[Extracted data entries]
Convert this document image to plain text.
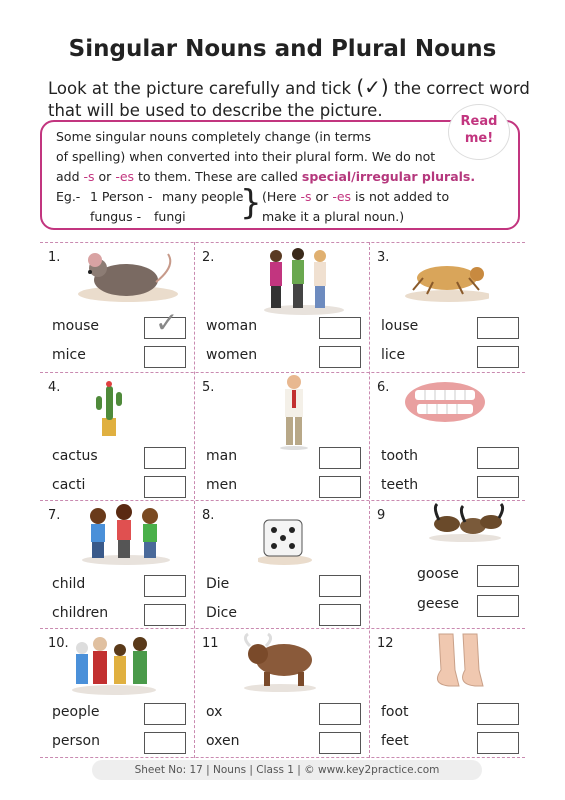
Singular Nouns and Plural Nouns
Look at the picture carefully and tick (✓) the correct word that will be used to describe the picture.
Some singular nouns completely change (in terms
of spelling) when converted into their plural form. We do not
add -s or -es to them. These are called special/irregular plurals.
Read
me!
Eg.- 1 Person - many people
fungus - fungi } (Here -s or -es is not added to
make it a plural noun.)
1.
mouse ✓
mice
2.
woman
women
3.
louse
lice
4.
cactus
cacti
5.
man
men
6.
tooth
teeth
7.
child
children
8.
Die
Dice
9
goose
geese
10.
people
person
11
ox
oxen
12
foot
feet
Sheet No: 17 | Nouns | Class 1 | © www.key2practice.com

WHAT IS EXPECTED:
Each record above should come back exactly the same, only without its pictures.

EXPECTED OUTPUT:
Convert this document image to plain text.
Singular Nouns and Plural Nouns
Look at the picture carefully and tick (✓) the correct word that will be used to describe the picture.
Some singular nouns completely change (in terms
of spelling) when converted into their plural form. We do not
add -s or -es to them. These are called special/irregular plurals.
Read
me!
Eg.- 1 Person - many people
fungus - fungi } (Here -s or -es is not added to
make it a plural noun.)
1.
mouse ✓
mice
2.
woman
women
3.
louse
lice
4.
cactus
cacti
5.
man
men
6.
tooth
teeth
7.
child
children
8.
Die
Dice
9
goose
geese
10.
people
person
11
ox
oxen
12
foot
feet
Sheet No: 17 | Nouns | Class 1 | © www.key2practice.com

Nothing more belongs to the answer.